▶ Requirement: Copy every record word for word.
-*-*-
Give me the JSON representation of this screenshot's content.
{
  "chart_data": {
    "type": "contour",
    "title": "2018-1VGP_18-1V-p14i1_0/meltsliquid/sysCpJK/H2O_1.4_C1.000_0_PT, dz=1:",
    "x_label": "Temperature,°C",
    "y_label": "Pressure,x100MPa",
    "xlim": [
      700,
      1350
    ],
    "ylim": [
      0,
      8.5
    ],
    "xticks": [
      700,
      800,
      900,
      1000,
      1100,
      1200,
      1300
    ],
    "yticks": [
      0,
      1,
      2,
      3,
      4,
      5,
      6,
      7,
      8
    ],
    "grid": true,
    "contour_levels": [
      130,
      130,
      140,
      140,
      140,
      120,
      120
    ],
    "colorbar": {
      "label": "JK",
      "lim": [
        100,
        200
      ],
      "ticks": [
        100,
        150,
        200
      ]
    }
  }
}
-*-*-
▶ Reply:
Give me the JSON representation of this screenshot's content.
{
  "chart_data": {
    "type": "contour",
    "title": "2018-1VGP_18-1V-p14i1_0/meltsliquid/sysCpJK/H2O_1.4_C1.000_0_PT, dz=1:",
    "x_label": "Temperature,°C",
    "y_label": "Pressure,x100MPa",
    "xlim": [
      700,
      1350
    ],
    "ylim": [
      0,
      8.5
    ],
    "xticks": [
      700,
      800,
      900,
      1000,
      1100,
      1200,
      1300
    ],
    "yticks": [
      0,
      1,
      2,
      3,
      4,
      5,
      6,
      7,
      8
    ],
    "grid": true,
    "contour_levels": [
      130,
      130,
      140,
      140,
      140,
      120,
      120
    ],
    "colorbar": {
      "label": "JK",
      "lim": [
        100,
        200
      ],
      "ticks": [
        100,
        150,
        200
      ]
    }
  }
}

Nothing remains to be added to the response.